Over the past few years, research and conversations on tiny plastic particles have been growing — and now there’s been a development.

Researchers at Columbia University developed a new technology for detecting nanoplastics — the smallest known plastic particles — and used it to test bottled water from three major brands. The average number of plastic fragments they detected was 10 to 100 times greater than previous estimates.

The details of their findings were recently published in the journal Proceedings of the National Academy of Sciences, though they did not reveal the brands of bottled water they tested.

Nanoplastics are fragments smaller than 1 micrometer, or 1/25,000th of an inch. (Larger particles are known as microplastics.)

Columbia’s researchers found 110,000 to 370,000 particles in each liter of bottled water, with 90% of that being nanoplastics and the rest microplastics.

Nanoplastics can be more dangerous than microplastics because they’re so much smaller. They can pass through the intestines and lungs directly into the bloodstream, allowing them to travel to organs throughout the body. Researchers report that nanoplastics can even enter individual cells, and can cross through placentas and enter the bodies of unborn babies.

Researchers have just begun looking at the possible effects of nanoplastics in the body.

There are a few specific types of plastic that researchers identified in this study, which provide some idea of how they end up in bottled water.

One is polyethylene terephthalate (PET). This is what water bottles are made of. Soda bottles, plastic sports drink containers, and bottles of condiments like ketchup and mustard are also made with PET.

Researchers say PET likely ends up within bottled water as bits of plastic slough off when the bottle is squeezed or exposed to heat. It may even get into the water because of the bottle cap, with tiny bits of the plastic being shaved off when it’s repeatedly opened and closed.

Another sort of plastic, polyamide, a type of nylon, was more common than PET. It could be from the plastic filters that distributors use to purify water before bottling.

The majority of the nanoparticles researchers found, though, couldn’t be identified.

Columbia’s research team plans to take a closer look at tap water as well. It’s known that tap water contains microplastics, but much less than what researchers have found in bottled water.

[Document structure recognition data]
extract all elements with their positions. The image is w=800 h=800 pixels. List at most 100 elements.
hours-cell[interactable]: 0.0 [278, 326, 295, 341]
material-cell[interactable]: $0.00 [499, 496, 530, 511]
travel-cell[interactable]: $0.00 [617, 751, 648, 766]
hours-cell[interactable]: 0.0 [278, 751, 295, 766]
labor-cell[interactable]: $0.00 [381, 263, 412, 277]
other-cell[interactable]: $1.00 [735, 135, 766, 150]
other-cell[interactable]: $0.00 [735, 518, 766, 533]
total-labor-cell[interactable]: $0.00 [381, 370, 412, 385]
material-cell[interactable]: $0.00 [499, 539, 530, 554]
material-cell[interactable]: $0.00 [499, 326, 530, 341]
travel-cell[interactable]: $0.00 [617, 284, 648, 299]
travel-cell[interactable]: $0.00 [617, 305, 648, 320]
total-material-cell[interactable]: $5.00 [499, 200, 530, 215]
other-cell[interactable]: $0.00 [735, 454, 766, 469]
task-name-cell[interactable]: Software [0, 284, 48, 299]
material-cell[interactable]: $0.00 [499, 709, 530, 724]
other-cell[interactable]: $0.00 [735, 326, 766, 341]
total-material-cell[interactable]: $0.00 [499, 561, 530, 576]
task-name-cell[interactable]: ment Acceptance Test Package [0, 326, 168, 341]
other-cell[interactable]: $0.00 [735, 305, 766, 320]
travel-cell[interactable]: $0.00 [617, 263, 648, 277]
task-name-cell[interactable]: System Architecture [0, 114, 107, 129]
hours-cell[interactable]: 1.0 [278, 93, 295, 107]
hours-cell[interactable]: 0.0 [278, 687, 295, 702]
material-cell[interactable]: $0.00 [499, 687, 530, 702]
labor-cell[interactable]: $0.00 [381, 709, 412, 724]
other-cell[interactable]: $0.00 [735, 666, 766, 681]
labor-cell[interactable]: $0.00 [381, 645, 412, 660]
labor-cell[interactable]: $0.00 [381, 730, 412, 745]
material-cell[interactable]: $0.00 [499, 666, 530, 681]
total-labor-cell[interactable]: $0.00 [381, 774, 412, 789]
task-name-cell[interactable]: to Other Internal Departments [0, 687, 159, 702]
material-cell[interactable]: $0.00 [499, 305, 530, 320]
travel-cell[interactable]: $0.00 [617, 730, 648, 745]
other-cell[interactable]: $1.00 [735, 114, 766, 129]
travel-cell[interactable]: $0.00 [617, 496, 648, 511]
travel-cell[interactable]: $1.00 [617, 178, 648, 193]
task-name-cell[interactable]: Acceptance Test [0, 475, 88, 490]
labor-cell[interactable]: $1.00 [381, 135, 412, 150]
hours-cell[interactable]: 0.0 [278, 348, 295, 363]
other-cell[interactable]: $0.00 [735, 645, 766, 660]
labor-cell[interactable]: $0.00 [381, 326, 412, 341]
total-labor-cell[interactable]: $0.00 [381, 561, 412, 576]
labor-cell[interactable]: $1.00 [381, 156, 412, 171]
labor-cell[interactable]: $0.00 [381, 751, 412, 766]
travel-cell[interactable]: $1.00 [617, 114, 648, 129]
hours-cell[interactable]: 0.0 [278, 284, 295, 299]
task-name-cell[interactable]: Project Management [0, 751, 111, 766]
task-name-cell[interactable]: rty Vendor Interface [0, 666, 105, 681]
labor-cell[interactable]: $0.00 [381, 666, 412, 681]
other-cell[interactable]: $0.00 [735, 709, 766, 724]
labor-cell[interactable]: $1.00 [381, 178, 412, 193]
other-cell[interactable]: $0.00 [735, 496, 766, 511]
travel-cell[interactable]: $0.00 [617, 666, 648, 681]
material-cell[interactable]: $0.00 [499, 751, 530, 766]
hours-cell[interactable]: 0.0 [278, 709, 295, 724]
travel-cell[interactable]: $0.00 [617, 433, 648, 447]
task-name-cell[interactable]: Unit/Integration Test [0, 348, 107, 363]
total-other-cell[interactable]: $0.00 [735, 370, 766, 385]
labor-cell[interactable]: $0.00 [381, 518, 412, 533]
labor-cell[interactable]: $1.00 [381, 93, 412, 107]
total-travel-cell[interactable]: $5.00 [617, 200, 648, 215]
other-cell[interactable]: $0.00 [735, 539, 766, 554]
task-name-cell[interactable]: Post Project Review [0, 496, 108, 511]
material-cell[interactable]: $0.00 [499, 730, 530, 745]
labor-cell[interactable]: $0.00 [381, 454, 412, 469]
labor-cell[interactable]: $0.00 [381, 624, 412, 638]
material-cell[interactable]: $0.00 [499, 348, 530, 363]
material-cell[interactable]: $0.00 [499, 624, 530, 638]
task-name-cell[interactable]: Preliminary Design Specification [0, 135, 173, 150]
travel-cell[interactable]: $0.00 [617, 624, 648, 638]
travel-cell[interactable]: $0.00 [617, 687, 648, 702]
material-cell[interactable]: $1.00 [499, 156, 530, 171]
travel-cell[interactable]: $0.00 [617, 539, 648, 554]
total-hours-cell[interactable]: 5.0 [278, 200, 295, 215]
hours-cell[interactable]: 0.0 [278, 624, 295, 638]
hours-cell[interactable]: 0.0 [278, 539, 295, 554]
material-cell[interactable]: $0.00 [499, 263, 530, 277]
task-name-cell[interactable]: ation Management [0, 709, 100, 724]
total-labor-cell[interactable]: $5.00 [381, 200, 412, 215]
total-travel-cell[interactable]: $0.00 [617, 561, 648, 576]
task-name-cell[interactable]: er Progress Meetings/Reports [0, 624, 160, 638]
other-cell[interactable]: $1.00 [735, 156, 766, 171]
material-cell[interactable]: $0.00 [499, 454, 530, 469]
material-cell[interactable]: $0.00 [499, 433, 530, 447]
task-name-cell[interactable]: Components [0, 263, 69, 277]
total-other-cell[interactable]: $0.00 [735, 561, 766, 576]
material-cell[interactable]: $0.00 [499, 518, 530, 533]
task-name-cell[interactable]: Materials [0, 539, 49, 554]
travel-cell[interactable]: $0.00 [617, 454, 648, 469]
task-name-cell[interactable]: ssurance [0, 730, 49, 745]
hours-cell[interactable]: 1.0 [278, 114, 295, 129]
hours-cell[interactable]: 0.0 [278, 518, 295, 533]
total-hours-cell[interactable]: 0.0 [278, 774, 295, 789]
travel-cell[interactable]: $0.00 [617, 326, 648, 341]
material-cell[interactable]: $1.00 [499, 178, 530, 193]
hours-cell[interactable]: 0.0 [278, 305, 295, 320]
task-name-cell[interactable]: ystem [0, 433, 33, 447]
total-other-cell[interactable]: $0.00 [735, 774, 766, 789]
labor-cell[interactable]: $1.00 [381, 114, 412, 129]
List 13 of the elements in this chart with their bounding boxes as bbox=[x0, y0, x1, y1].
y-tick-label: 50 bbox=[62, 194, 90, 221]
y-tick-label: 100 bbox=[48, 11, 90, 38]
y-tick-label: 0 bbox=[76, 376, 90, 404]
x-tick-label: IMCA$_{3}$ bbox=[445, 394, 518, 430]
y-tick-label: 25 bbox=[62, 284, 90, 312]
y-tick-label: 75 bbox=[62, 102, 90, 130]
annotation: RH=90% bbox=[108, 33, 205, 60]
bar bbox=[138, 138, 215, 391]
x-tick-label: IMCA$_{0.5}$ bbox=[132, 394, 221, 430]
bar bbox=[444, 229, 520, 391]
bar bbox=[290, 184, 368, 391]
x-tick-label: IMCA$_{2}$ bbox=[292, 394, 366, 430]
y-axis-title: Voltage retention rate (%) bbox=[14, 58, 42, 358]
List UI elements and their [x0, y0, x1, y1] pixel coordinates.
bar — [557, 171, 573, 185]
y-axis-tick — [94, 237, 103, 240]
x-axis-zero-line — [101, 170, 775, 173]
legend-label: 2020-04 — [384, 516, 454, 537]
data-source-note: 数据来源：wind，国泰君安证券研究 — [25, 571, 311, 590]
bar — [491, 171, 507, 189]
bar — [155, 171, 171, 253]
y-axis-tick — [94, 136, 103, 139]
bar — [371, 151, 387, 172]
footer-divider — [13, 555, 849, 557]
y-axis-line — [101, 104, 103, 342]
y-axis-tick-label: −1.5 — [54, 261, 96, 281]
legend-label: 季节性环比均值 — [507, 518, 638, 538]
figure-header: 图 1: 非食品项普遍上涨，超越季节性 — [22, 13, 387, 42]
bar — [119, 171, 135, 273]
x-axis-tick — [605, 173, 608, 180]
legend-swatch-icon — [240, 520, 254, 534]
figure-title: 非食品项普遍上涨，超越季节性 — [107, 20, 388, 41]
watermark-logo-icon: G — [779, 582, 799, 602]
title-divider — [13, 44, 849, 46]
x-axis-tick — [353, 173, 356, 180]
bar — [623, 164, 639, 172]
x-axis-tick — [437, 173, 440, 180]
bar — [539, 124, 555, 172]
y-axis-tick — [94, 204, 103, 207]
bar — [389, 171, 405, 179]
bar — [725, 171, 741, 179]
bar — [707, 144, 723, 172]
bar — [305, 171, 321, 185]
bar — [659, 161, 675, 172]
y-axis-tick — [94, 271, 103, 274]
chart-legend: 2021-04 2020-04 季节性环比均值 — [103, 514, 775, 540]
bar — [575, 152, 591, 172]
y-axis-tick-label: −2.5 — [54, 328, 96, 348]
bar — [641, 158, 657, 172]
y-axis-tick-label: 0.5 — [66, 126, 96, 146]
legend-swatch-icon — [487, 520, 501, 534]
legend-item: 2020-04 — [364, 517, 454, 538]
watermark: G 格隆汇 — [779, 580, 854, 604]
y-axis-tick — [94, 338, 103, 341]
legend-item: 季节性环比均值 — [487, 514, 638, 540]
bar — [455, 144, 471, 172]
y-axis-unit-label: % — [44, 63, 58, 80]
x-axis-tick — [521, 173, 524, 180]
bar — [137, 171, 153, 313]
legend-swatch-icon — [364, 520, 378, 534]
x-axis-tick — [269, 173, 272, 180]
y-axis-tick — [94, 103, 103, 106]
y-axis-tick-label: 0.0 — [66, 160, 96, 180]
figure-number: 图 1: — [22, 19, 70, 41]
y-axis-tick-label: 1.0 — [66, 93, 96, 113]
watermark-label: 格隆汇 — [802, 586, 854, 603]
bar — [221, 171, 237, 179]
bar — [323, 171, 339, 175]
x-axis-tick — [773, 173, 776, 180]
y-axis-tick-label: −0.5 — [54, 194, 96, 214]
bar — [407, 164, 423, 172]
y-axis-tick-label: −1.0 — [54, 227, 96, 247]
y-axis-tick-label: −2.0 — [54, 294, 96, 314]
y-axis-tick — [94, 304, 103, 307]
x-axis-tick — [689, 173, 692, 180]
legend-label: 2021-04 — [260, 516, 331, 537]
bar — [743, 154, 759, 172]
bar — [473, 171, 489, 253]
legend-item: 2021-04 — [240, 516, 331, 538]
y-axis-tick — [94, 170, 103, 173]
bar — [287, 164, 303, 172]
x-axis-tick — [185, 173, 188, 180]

■ Task statement
Condense the paragraph of the passage that begins "Nanoplastics can be more dangerous" into a short bulleted list, keeping its main facts. Rely only on the passage; the items are not needed.

■ Task answer
- Nanoplastics can be more dangerous than microplastics because they are much smaller.
- They can pass through the intestines and lungs directly into the bloodstream and travel to organs throughout the body.
- Researchers report that they can enter individual cells.
- They can cross placentas and enter the bodies of unborn babies.